Excerpted data:
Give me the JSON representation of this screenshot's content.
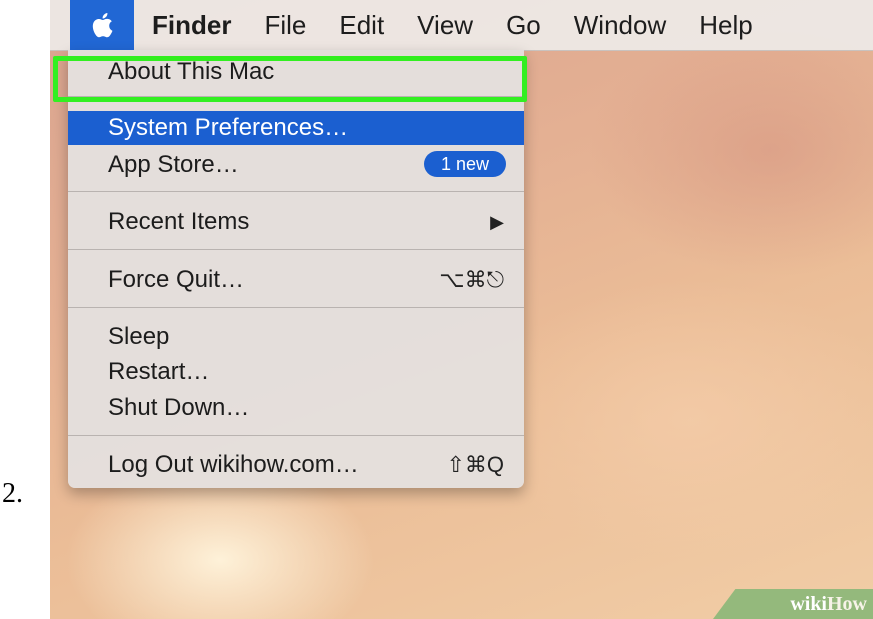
{
  "step_number": "2.",
  "menubar": {
    "apple_icon": "apple-logo-icon",
    "items": [
      "Finder",
      "File",
      "Edit",
      "View",
      "Go",
      "Window",
      "Help"
    ]
  },
  "apple_menu": {
    "about": "About This Mac",
    "system_preferences": "System Preferences…",
    "app_store": "App Store…",
    "app_store_badge": "1 new",
    "recent_items": "Recent Items",
    "recent_items_arrow": "▶",
    "force_quit": "Force Quit…",
    "force_quit_shortcut": "⌥⌘⎋",
    "sleep": "Sleep",
    "restart": "Restart…",
    "shut_down": "Shut Down…",
    "log_out": "Log Out wikihow.com…",
    "log_out_shortcut": "⇧⌘Q"
  },
  "highlight_color": "#32ef21",
  "selection_color": "#1b5fd0",
  "watermark": {
    "wiki": "wiki",
    "how": "How"
  }
}
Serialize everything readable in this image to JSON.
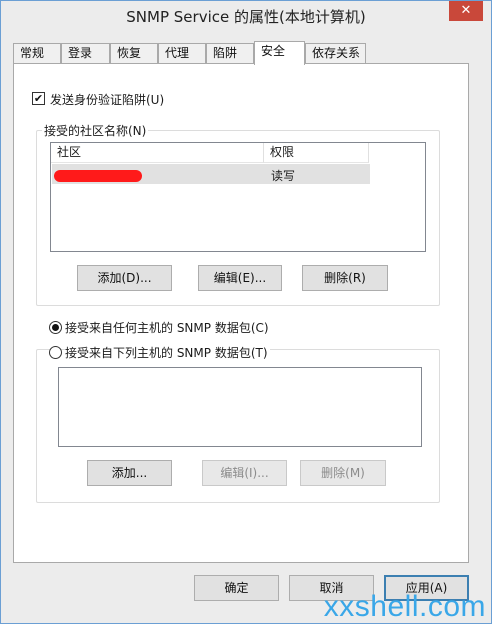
{
  "window": {
    "title": "SNMP Service 的属性(本地计算机)",
    "close_glyph": "✕"
  },
  "tabs": [
    {
      "label": "常规"
    },
    {
      "label": "登录"
    },
    {
      "label": "恢复"
    },
    {
      "label": "代理"
    },
    {
      "label": "陷阱"
    },
    {
      "label": "安全",
      "active": true
    },
    {
      "label": "依存关系"
    }
  ],
  "security": {
    "send_auth_trap_label": "发送身份验证陷阱(U)",
    "send_auth_trap_checked": true,
    "check_glyph": "✔",
    "community_group_title": "接受的社区名称(N)",
    "columns": [
      "社区",
      "权限"
    ],
    "rows": [
      {
        "community": "",
        "permission": "读写",
        "redacted": true
      }
    ],
    "community_buttons": {
      "add": "添加(D)...",
      "edit": "编辑(E)...",
      "remove": "删除(R)"
    },
    "accept_any_label": "接受来自任何主机的 SNMP 数据包(C)",
    "accept_list_label": "接受来自下列主机的 SNMP 数据包(T)",
    "accept_any_selected": true,
    "host_buttons": {
      "add": "添加...",
      "edit": "编辑(I)...",
      "remove": "删除(M)"
    }
  },
  "footer": {
    "ok": "确定",
    "cancel": "取消",
    "apply": "应用(A)"
  },
  "watermark": "xxshell.com",
  "colors": {
    "accent_border": "#3c7fb1",
    "close_button": "#c9483a",
    "watermark": "#3aa7e8",
    "redaction": "#ff1a1a"
  }
}
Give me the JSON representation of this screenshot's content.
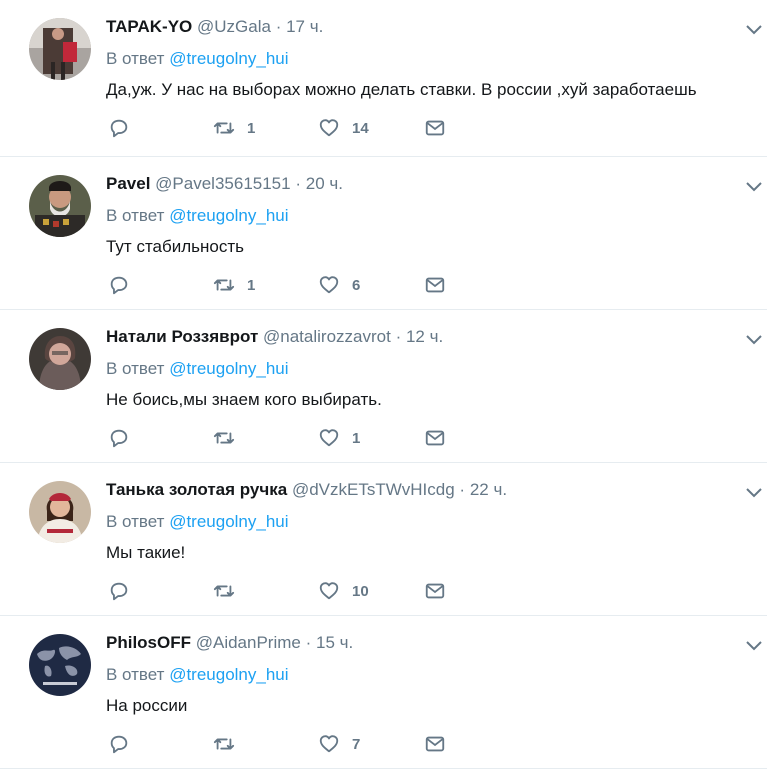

Aim of the exercise:
Using the listing, copy every line where the word "watermark" shows up.

Solution for this task:
  "watermark": {
  "watermark": "xxshell.com",
    "watermark": "#3aa7e8",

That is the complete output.